╭─ Source records
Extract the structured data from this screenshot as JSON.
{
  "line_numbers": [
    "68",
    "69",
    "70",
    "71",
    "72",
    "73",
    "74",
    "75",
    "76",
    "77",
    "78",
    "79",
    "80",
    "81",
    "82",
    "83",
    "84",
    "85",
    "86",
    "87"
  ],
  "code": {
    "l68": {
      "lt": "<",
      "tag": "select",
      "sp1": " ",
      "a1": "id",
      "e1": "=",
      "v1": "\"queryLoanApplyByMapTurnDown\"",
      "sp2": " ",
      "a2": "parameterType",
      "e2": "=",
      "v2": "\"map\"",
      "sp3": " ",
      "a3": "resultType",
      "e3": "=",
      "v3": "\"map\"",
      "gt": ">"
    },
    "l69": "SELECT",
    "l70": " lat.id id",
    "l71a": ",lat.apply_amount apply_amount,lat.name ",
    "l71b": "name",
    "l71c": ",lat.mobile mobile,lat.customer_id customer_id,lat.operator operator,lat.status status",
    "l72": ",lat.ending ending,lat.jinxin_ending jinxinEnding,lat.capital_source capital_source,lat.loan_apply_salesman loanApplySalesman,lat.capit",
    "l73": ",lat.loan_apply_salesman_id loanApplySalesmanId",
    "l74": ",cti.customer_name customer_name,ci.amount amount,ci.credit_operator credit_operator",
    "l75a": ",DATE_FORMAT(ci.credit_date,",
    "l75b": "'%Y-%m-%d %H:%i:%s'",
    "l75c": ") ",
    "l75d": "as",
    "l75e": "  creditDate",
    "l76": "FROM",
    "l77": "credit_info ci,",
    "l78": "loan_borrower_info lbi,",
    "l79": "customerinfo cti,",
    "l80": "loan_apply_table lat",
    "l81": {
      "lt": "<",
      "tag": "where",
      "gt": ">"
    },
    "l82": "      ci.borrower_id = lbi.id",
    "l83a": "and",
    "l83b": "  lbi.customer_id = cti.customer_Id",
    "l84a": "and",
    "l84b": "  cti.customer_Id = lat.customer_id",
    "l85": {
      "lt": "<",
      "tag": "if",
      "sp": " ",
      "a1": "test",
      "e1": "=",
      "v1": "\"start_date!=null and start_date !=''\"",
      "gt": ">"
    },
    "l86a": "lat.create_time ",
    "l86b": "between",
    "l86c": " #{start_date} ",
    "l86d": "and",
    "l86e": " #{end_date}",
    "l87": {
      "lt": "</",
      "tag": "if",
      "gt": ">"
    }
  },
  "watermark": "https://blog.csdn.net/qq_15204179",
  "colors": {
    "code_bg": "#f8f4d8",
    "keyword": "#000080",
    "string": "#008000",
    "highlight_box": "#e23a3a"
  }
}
╰─
Transcribe the material exactly as it reads.

— Problem solution —
Extract the structured data from this screenshot as JSON.
{
  "line_numbers": [
    "68",
    "69",
    "70",
    "71",
    "72",
    "73",
    "74",
    "75",
    "76",
    "77",
    "78",
    "79",
    "80",
    "81",
    "82",
    "83",
    "84",
    "85",
    "86",
    "87"
  ],
  "code": {
    "l68": {
      "lt": "<",
      "tag": "select",
      "sp1": " ",
      "a1": "id",
      "e1": "=",
      "v1": "\"queryLoanApplyByMapTurnDown\"",
      "sp2": " ",
      "a2": "parameterType",
      "e2": "=",
      "v2": "\"map\"",
      "sp3": " ",
      "a3": "resultType",
      "e3": "=",
      "v3": "\"map\"",
      "gt": ">"
    },
    "l69": "SELECT",
    "l70": " lat.id id",
    "l71a": ",lat.apply_amount apply_amount,lat.name ",
    "l71b": "name",
    "l71c": ",lat.mobile mobile,lat.customer_id customer_id,lat.operator operator,lat.status status",
    "l72": ",lat.ending ending,lat.jinxin_ending jinxinEnding,lat.capital_source capital_source,lat.loan_apply_salesman loanApplySalesman,lat.capit",
    "l73": ",lat.loan_apply_salesman_id loanApplySalesmanId",
    "l74": ",cti.customer_name customer_name,ci.amount amount,ci.credit_operator credit_operator",
    "l75a": ",DATE_FORMAT(ci.credit_date,",
    "l75b": "'%Y-%m-%d %H:%i:%s'",
    "l75c": ") ",
    "l75d": "as",
    "l75e": "  creditDate",
    "l76": "FROM",
    "l77": "credit_info ci,",
    "l78": "loan_borrower_info lbi,",
    "l79": "customerinfo cti,",
    "l80": "loan_apply_table lat",
    "l81": {
      "lt": "<",
      "tag": "where",
      "gt": ">"
    },
    "l82": "      ci.borrower_id = lbi.id",
    "l83a": "and",
    "l83b": "  lbi.customer_id = cti.customer_Id",
    "l84a": "and",
    "l84b": "  cti.customer_Id = lat.customer_id",
    "l85": {
      "lt": "<",
      "tag": "if",
      "sp": " ",
      "a1": "test",
      "e1": "=",
      "v1": "\"start_date!=null and start_date !=''\"",
      "gt": ">"
    },
    "l86a": "lat.create_time ",
    "l86b": "between",
    "l86c": " #{start_date} ",
    "l86d": "and",
    "l86e": " #{end_date}",
    "l87": {
      "lt": "</",
      "tag": "if",
      "gt": ">"
    }
  },
  "watermark": "https://blog.csdn.net/qq_15204179",
  "colors": {
    "code_bg": "#f8f4d8",
    "keyword": "#000080",
    "string": "#008000",
    "highlight_box": "#e23a3a"
  }
}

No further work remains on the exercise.